Exercise directions:
Lines with "einen": please show every one of them from the listing below.

Provided material:
==============================

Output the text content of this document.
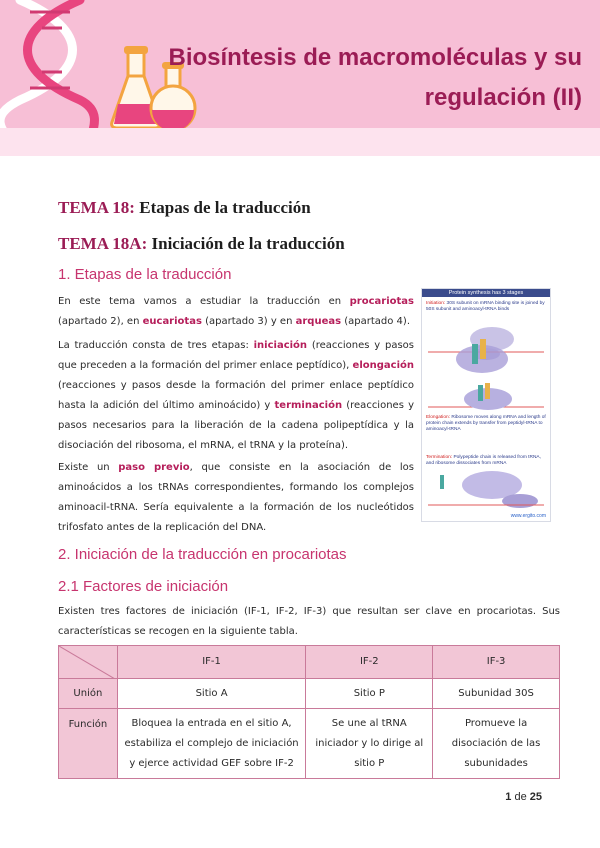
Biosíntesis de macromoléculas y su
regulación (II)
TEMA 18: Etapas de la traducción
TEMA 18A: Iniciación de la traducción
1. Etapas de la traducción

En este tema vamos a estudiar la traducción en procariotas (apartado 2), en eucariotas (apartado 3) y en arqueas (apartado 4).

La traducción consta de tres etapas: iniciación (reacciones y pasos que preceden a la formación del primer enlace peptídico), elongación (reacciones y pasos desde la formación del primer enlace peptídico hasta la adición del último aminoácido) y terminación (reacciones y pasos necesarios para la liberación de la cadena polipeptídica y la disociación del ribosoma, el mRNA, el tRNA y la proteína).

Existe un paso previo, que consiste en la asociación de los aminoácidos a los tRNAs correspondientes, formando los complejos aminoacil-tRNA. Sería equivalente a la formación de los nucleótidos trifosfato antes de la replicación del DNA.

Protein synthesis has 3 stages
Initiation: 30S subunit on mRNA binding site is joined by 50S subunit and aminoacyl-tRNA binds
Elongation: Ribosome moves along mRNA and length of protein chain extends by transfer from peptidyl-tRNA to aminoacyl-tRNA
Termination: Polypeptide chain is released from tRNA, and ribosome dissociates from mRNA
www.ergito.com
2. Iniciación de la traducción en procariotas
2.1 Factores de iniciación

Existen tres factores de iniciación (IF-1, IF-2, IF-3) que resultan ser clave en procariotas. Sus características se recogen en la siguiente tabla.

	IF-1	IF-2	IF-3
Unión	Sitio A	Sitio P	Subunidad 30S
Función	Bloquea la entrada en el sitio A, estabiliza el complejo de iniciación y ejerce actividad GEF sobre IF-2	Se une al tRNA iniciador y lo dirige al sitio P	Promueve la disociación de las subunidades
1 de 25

==============================

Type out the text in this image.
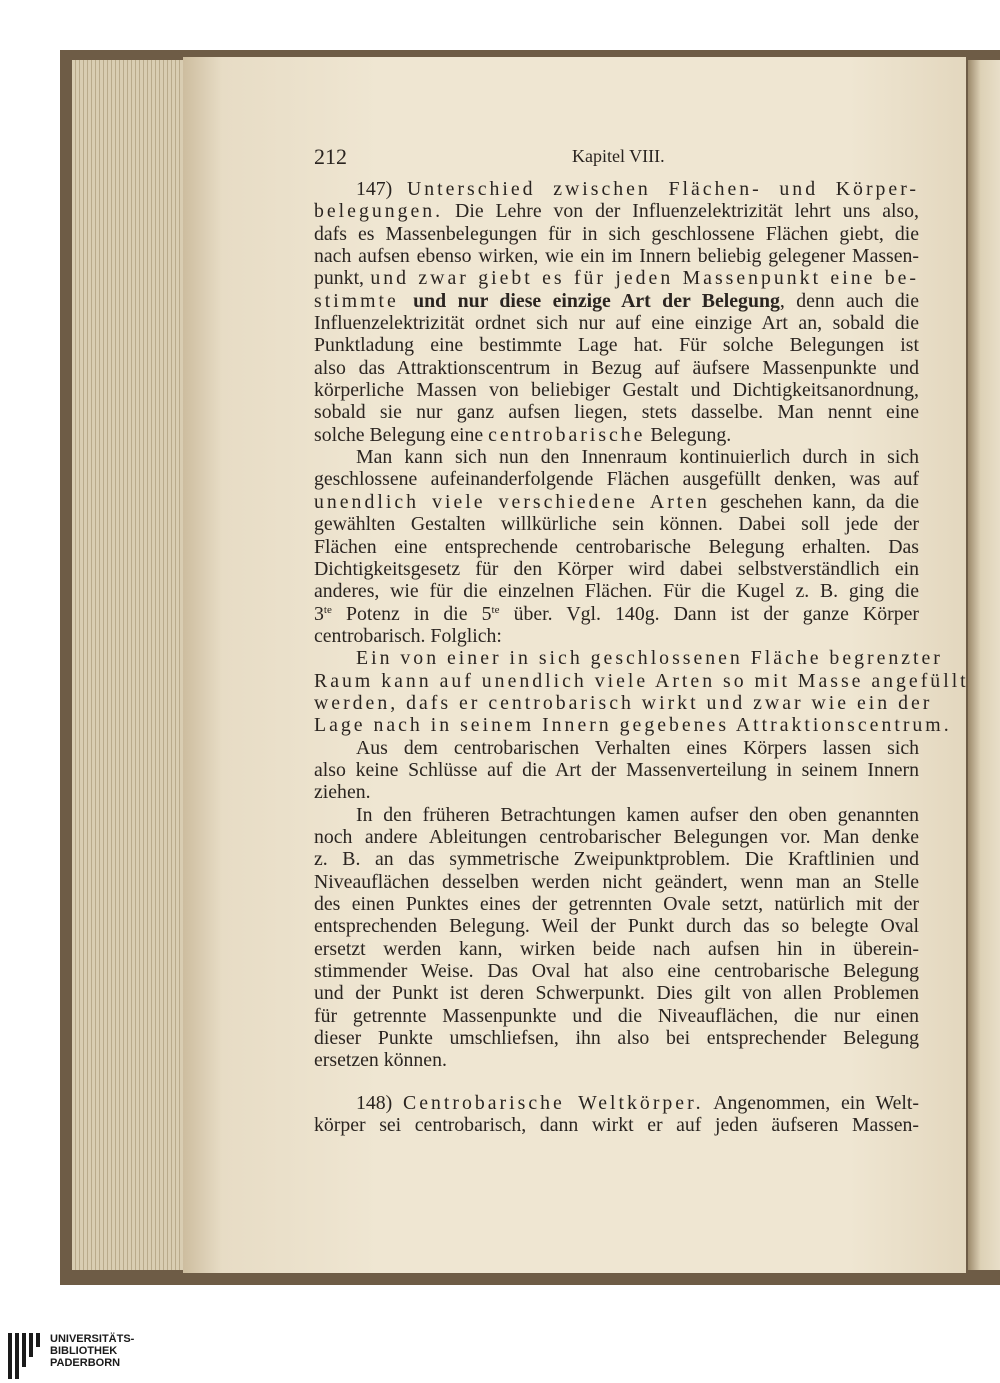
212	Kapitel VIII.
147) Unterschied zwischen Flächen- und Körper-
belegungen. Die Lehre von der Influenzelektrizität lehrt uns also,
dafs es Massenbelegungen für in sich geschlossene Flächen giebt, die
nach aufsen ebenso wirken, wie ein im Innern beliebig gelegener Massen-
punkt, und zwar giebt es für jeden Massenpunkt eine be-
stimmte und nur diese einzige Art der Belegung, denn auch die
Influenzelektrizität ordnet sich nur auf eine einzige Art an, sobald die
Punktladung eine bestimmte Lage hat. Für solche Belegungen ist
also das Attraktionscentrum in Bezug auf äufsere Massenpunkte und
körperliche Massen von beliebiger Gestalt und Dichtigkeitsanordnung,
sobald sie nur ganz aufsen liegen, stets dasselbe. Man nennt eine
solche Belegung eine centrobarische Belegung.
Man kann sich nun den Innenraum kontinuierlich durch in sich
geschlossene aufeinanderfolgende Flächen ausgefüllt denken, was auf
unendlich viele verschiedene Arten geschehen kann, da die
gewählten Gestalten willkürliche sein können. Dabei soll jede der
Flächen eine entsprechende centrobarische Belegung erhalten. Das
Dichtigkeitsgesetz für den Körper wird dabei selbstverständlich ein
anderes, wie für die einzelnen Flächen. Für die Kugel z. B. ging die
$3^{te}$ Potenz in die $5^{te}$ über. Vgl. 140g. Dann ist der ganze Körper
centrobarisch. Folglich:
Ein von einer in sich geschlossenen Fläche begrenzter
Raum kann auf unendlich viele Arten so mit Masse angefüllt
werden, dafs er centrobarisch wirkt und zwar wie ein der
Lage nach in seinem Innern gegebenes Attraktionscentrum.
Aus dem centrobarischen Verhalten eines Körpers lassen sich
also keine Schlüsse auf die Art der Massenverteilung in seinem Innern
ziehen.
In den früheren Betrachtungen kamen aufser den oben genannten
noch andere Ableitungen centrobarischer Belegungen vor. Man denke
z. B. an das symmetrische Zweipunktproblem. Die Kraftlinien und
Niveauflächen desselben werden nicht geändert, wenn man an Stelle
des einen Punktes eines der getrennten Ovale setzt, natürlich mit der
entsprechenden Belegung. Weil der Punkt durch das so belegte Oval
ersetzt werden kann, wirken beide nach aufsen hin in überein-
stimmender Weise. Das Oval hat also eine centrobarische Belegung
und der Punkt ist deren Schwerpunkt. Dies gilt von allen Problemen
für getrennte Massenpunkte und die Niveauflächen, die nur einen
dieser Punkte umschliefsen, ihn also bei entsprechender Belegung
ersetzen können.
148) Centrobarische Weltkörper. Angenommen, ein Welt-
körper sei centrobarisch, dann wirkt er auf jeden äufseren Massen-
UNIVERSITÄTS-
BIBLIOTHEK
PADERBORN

==============================

Output for this task:
des einen Punktes eines der getrennten Ovale setzt, natürlich mit der
für getrennte Massenpunkte und die Niveauflächen, die nur einen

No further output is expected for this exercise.